
    Although ML algorithms can be trained with giant pools of data, applying this to precision medicine, where each patient’s unique molecular profile is taken into consideration, is still a challenge. “There’s a role for AI in things that are very clearly defined, [but] once you get past the FDA-approved drugs and well-documented hot-spot mutations, it’s all judgement—and that’s where the oncologist really is [key],” Cournoyer said. Physicians need to decide which clinical trials are appropriate for their patients while accounting for variables such as how sick the patient is, how far they can travel, and which complexities in their molecular profile are important, she added. “That level of uncertainty and complexity is something that we haven’t codified yet—certainly not in the electronic medical record.”

    In general, the inherent uncertainties in healthcare pose an issue for applying AI, Cabitza and his colleagues argue, pointing out that the effect of observer variably on the accuracy of machine learning algorithms is often underrated. “I think the article did a great job of highlighting the problem of uncertainty in medicine,” Ziad Obermeyer, an assistant professor of health care policy at Harvard Medical School, noted. “In most other applications of machine learning we know the truth—when we detect cats in videos, we know what a cat is. But on a chest x-ray, how do we know what cancer is? If we want to predict which patients are at high risk of developing serious infections like sepsis, how do we know who has sepsis when even the definition of sepsis is controversial?”

    To avoid developing machine learning algorithms that reflect human errors and biases, developers need to take the challenge of working with medical data more seriously, Obermeyer says. “Relying on diagnostic codes or doctors’ opinions is hugely problematic when we’re dealing with complex medical realities, filtered through the inequalities and biases that plague our current health care system. There is no one-size-fits-all solution here, so each prediction problem requires very careful work to define the outcome and ensure no bias creeps in.”

    Another issue raised by Cabitza and his colleagues is that many machine learning algorithms are black box models.

    “Recent ML-DSS are interesting for their ‘oracular’ nature—that is, they can exhibit, under some circumstances, very high discriminative accuracy,” Cabitza said. “At the same time they give no explanation for their advice, that is, they are sort of ‘black boxes,’ even for their builders. These systems are based on the data used to ‘train’ them, not on explicit rules that humans can build to account for the data they collect of the observed phenomena.”

_Records:_

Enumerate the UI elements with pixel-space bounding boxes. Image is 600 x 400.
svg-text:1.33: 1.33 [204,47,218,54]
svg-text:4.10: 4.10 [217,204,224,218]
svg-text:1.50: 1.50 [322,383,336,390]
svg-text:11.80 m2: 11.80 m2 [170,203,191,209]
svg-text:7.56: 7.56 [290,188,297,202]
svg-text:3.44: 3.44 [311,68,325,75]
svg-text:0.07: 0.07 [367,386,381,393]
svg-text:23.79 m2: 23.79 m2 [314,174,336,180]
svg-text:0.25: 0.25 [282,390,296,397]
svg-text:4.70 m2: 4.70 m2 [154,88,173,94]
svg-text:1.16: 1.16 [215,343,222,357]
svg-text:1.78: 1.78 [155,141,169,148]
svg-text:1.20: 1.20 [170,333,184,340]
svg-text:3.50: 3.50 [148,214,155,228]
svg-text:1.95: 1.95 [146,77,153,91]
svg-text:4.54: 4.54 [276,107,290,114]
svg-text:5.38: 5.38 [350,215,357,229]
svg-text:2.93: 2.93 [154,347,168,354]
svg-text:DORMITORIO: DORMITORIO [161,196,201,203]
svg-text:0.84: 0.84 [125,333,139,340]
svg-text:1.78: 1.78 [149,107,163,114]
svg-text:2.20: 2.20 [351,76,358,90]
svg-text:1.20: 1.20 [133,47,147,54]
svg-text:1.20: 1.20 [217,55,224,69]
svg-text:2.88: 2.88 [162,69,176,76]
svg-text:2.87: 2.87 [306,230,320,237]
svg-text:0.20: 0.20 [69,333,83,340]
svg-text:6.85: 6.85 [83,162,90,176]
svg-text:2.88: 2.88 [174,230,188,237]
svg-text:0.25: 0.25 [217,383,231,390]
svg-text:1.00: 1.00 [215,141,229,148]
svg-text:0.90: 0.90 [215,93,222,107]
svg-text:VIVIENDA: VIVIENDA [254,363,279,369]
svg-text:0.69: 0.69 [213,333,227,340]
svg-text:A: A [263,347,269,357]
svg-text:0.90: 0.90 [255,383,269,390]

_Apply what you read:_
1. Could you reproduce the part of the excerpt on machine learning in medicine between "To avoid developing" and "are black box models.", inclusive, word for word?
2. Can you resume the excerpt on machine learning in medicine from its final sentence and keep it going?

_Responses by item number:_
1.
To avoid developing machine learning algorithms that reflect human errors and biases, developers need to take the challenge of working with medical data more seriously, Obermeyer says. “Relying on diagnostic codes or doctors’ opinions is hugely problematic when we’re dealing with complex medical realities, filtered through the inequalities and biases that plague our current health care system. There is no one-size-fits-all solution here, so each prediction problem requires very careful work to define the outcome and ensure no bias creeps in.”

    Another issue raised by Cabitza and his colleagues is that many machine learning algorithms are black box models.

2.
    Dealing with the “black box” is one of the key concerns for Lumiata, Damle noted. “We spend a lot of time trying to figure out how to actually make deep learning interpretable.” In order to do this, he added, the company provides clinical rationale with each data-based assessment, which outlines a detailed chain of reasoning for the results.

    Jonathan Chen, a physician-scientist at Stanford University, said that in addition to the issues raised by Cabitza and colleagues, it is also important to consider the utility of the prediction a person is provided with. “An accurate prediction of what’s going to happen to somebody does not tell you what to do about it, and it also doesn’t mean it’s even possible to change the outcome,” he added.

    Looking forward, Cabitza says that he hopes to see more research comparing the accuracy of teams of diagnosticians using ML-DSS to those not using this technology to see whether there is a significant difference in effect size, and at what expense. “I believe that [machine learning] experts should become more aware of [the research providing] insights about the information and automation bias that their system can induce in their users, and consequently reconsider some priorities in their research agenda,” Cabitza said. “Only in doing so [can] they succeed in building systems that have a positive impact on medicine and the health system, and therefore also on the health, safety and well-being of all of us.”